■ **PROVIDED PASSAGE**:
Manager
Manager service provides a barebones gRPC API and Service interface implementation for the development of the manager service.
Configuration
The service is configured using the environment variables from the following table. Note that any unset variables will be replaced with their default values.
Variable |
Description |
Default |
MANAGER_LOG_LEVEL |
Log level for manager service (debug, info, warn, error) |
info |
MANAGER_GRPC_HOST |
Manager service gRPC host |
|
MANAGER_GRPC_PORT |
Manager service gRPC port |
7001 |
MANAGER_GRPC_SERVER_CERT |
Path to server certificate in pem format |
|
MANAGER_GRPC_SERVER_KEY |
Path to server key in pem format |
|
MANAGER_GRPC_SERVER_CA_CERTS |
Path to gRPC server CA certificate |
|
MANAGER_GRPC_CLIENT_CA_CERTS |
Path to gRPC client CA certificate |
|
COCOS_JAEGER_URL |
Jaeger server URL |
http://localhost:14268/api/traces |
MANAGER_INSTANCE_ID |
Manager service instance ID |
|
Setup
git clone https://github.com/ultravioletrs/cocos
cd cocos
NB: all relative paths in this document are relative to cocos
repository directory.

■ **BRIEF**: Reproduce the manager service documentation from "Configuration" up to and including "their default values.", swapping "default values" for "fallback values".

■ **LISTING**:
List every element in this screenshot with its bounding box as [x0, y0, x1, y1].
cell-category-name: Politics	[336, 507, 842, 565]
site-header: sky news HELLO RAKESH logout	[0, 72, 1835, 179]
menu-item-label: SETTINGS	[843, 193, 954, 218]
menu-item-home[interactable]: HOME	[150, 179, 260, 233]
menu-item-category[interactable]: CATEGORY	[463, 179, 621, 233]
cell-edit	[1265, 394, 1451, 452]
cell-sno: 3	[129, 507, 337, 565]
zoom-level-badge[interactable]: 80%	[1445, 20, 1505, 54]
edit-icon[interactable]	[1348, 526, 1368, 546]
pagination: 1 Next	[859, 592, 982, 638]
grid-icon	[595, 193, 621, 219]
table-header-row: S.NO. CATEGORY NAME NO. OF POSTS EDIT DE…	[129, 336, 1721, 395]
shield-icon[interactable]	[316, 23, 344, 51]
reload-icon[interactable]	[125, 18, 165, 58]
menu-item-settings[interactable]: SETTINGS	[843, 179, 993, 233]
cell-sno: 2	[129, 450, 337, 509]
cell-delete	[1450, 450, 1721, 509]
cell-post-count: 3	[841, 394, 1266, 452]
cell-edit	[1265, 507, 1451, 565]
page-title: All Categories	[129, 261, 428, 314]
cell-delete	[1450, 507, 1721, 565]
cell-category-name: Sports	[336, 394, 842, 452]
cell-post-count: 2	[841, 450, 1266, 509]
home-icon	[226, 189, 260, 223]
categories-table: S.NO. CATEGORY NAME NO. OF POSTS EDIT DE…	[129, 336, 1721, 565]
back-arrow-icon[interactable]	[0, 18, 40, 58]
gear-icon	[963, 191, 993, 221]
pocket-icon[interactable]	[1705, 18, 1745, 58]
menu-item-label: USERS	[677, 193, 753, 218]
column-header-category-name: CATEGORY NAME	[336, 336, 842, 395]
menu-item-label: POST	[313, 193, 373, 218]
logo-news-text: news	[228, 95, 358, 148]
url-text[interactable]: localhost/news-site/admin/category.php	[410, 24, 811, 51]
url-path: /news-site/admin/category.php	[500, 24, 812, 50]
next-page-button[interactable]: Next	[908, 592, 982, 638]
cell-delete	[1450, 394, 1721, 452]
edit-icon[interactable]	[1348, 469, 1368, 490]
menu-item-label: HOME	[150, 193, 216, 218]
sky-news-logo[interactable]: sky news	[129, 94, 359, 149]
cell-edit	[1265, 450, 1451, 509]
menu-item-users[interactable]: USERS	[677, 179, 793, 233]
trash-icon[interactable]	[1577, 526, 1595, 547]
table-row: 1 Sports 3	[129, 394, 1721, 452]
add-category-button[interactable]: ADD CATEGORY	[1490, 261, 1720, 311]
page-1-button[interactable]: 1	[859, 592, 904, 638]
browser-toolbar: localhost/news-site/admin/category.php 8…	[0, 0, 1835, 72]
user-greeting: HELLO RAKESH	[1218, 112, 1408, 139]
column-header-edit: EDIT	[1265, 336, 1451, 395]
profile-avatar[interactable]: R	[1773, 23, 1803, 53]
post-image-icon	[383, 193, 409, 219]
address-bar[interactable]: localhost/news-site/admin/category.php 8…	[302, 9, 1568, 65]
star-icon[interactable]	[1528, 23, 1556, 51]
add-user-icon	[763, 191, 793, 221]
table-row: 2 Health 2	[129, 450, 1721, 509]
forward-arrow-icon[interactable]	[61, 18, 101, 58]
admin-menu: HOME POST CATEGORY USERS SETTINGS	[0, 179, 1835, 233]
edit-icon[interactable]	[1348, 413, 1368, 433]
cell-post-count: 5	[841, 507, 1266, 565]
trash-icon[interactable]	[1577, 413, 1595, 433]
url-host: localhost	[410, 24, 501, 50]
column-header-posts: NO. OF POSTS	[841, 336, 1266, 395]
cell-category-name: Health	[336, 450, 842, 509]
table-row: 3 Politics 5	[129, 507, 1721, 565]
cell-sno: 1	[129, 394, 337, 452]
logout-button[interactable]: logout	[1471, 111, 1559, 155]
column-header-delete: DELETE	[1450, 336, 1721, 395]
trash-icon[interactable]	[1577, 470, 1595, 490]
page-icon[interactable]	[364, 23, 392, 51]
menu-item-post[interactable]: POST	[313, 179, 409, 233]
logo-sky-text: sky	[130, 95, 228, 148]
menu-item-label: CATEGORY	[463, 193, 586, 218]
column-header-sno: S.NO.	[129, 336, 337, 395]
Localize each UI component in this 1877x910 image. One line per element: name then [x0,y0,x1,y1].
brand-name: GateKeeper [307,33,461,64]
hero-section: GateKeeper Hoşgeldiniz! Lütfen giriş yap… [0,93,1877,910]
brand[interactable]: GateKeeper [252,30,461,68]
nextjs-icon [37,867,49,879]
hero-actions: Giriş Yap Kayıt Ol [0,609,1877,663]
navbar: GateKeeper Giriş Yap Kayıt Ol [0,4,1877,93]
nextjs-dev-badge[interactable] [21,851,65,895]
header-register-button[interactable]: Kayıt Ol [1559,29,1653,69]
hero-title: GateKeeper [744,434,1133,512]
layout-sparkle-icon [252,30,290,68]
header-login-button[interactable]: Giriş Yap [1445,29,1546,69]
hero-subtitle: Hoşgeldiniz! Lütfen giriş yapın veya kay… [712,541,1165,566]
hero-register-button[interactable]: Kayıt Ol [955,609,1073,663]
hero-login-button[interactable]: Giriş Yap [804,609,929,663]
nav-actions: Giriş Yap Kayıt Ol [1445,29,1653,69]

■ **ANSWER TO THE EXERCISE**:
Configuration
The service is configured using the environment variables from the following table. Note that any unset variables will be replaced with their fallback values.